What is expected: Write out each line exactly as it stands, please.

-- START --

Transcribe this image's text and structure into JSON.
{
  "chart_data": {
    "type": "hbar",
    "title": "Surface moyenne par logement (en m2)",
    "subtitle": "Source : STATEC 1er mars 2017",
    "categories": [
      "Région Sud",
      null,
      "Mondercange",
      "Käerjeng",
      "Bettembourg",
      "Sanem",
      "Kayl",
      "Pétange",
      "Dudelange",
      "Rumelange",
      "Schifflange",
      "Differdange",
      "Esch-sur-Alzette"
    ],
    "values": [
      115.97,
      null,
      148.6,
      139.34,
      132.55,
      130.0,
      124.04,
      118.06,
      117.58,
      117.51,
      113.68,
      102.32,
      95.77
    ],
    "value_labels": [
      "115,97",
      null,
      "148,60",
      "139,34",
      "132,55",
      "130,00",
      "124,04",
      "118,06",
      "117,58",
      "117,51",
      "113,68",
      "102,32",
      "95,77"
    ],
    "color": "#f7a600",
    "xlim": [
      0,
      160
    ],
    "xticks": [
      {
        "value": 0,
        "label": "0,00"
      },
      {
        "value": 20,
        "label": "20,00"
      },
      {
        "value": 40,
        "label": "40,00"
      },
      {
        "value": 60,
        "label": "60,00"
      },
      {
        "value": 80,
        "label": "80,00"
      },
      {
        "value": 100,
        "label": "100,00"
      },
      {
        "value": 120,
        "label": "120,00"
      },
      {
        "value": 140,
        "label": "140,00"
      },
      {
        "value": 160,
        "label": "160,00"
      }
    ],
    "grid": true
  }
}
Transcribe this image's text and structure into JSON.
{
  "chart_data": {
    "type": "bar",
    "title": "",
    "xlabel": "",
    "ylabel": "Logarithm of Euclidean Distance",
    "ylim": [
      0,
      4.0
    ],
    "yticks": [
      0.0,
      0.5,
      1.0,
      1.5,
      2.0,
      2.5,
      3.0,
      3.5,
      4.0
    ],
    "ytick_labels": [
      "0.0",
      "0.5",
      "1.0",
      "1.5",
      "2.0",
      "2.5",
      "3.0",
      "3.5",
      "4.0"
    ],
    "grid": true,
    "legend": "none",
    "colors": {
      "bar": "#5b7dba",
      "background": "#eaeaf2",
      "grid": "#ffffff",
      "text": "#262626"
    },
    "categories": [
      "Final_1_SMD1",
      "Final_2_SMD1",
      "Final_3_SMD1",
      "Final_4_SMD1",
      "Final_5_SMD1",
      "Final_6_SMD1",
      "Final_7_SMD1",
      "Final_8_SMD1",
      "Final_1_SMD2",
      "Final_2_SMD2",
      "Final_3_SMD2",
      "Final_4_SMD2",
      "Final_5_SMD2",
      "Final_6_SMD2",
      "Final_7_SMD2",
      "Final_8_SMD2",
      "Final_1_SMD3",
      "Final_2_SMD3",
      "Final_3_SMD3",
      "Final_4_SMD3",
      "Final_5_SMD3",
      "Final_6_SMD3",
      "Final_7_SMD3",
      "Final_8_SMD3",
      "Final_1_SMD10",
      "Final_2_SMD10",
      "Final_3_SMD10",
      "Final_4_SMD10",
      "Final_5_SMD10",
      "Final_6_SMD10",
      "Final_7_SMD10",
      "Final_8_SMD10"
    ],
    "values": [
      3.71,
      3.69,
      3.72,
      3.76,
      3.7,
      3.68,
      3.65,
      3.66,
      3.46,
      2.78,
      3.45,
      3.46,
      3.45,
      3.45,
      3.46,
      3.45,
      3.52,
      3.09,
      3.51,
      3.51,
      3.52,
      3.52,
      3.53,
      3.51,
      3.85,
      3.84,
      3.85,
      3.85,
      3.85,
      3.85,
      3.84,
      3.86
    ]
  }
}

-- END --

Result of this task:
Transcribe this image's text and structure into JSON.
{
  "chart_data": {
    "type": "hbar",
    "title": "Surface moyenne par logement (en m2)",
    "subtitle": "Source : STATEC 1er mars 2017",
    "categories": [
      "Région Sud",
      null,
      "Mondercange",
      "Käerjeng",
      "Bettembourg",
      "Sanem",
      "Kayl",
      "Pétange",
      "Dudelange",
      "Rumelange",
      "Schifflange",
      "Differdange",
      "Esch-sur-Alzette"
    ],
    "values": [
      115.97,
      null,
      148.6,
      139.34,
      132.55,
      130.0,
      124.04,
      118.06,
      117.58,
      117.51,
      113.68,
      102.32,
      95.77
    ],
    "value_labels": [
      "115,97",
      null,
      "148,60",
      "139,34",
      "132,55",
      "130,00",
      "124,04",
      "118,06",
      "117,58",
      "117,51",
      "113,68",
      "102,32",
      "95,77"
    ],
    "color": "#f7a600",
    "xlim": [
      0,
      160
    ],
    "xticks": [
      {
        "value": 0,
        "label": "0,00"
      },
      {
        "value": 20,
        "label": "20,00"
      },
      {
        "value": 40,
        "label": "40,00"
      },
      {
        "value": 60,
        "label": "60,00"
      },
      {
        "value": 80,
        "label": "80,00"
      },
      {
        "value": 100,
        "label": "100,00"
      },
      {
        "value": 120,
        "label": "120,00"
      },
      {
        "value": 140,
        "label": "140,00"
      },
      {
        "value": 160,
        "label": "160,00"
      }
    ],
    "grid": true
  }
}
Transcribe this image's text and structure into JSON.
{
  "chart_data": {
    "type": "bar",
    "title": "",
    "xlabel": "",
    "ylabel": "Logarithm of Euclidean Distance",
    "ylim": [
      0,
      4.0
    ],
    "yticks": [
      0.0,
      0.5,
      1.0,
      1.5,
      2.0,
      2.5,
      3.0,
      3.5,
      4.0
    ],
    "ytick_labels": [
      "0.0",
      "0.5",
      "1.0",
      "1.5",
      "2.0",
      "2.5",
      "3.0",
      "3.5",
      "4.0"
    ],
    "grid": true,
    "legend": "none",
    "colors": {
      "bar": "#5b7dba",
      "background": "#eaeaf2",
      "grid": "#ffffff",
      "text": "#262626"
    },
    "categories": [
      "Final_1_SMD1",
      "Final_2_SMD1",
      "Final_3_SMD1",
      "Final_4_SMD1",
      "Final_5_SMD1",
      "Final_6_SMD1",
      "Final_7_SMD1",
      "Final_8_SMD1",
      "Final_1_SMD2",
      "Final_2_SMD2",
      "Final_3_SMD2",
      "Final_4_SMD2",
      "Final_5_SMD2",
      "Final_6_SMD2",
      "Final_7_SMD2",
      "Final_8_SMD2",
      "Final_1_SMD3",
      "Final_2_SMD3",
      "Final_3_SMD3",
      "Final_4_SMD3",
      "Final_5_SMD3",
      "Final_6_SMD3",
      "Final_7_SMD3",
      "Final_8_SMD3",
      "Final_1_SMD10",
      "Final_2_SMD10",
      "Final_3_SMD10",
      "Final_4_SMD10",
      "Final_5_SMD10",
      "Final_6_SMD10",
      "Final_7_SMD10",
      "Final_8_SMD10"
    ],
    "values": [
      3.71,
      3.69,
      3.72,
      3.76,
      3.7,
      3.68,
      3.65,
      3.66,
      3.46,
      2.78,
      3.45,
      3.46,
      3.45,
      3.45,
      3.46,
      3.45,
      3.52,
      3.09,
      3.51,
      3.51,
      3.52,
      3.52,
      3.53,
      3.51,
      3.85,
      3.84,
      3.85,
      3.85,
      3.85,
      3.85,
      3.84,
      3.86
    ]
  }
}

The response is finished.